(What the task requires)
Copy every line from the records below that holds the word "Параметры".

# # # #

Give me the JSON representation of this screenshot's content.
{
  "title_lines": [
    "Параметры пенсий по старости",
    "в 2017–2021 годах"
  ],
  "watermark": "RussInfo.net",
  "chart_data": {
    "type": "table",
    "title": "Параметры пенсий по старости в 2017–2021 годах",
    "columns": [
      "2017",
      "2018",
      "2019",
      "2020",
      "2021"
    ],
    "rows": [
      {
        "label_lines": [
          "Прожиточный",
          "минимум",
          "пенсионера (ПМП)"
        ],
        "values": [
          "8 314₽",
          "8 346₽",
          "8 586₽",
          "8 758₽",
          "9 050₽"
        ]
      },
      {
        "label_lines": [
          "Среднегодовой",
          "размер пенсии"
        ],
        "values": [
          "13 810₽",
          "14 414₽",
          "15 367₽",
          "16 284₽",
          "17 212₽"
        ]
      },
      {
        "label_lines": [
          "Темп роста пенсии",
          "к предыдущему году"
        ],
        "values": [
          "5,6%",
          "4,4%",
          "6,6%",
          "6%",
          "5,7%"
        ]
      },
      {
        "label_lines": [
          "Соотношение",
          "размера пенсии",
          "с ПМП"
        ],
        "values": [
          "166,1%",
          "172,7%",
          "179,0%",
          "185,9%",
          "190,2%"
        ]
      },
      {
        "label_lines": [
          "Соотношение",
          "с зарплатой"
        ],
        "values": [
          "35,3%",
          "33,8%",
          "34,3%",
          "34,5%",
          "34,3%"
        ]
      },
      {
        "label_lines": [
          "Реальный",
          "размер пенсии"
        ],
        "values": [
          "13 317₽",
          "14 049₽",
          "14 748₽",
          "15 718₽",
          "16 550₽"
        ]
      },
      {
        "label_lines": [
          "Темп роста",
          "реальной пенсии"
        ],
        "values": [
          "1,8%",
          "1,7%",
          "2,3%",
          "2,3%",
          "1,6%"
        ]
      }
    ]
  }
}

# # # #

(Output of the task)
    "Параметры пенсий по старости",
    "title": "Параметры пенсий по старости в 2017–2021 годах",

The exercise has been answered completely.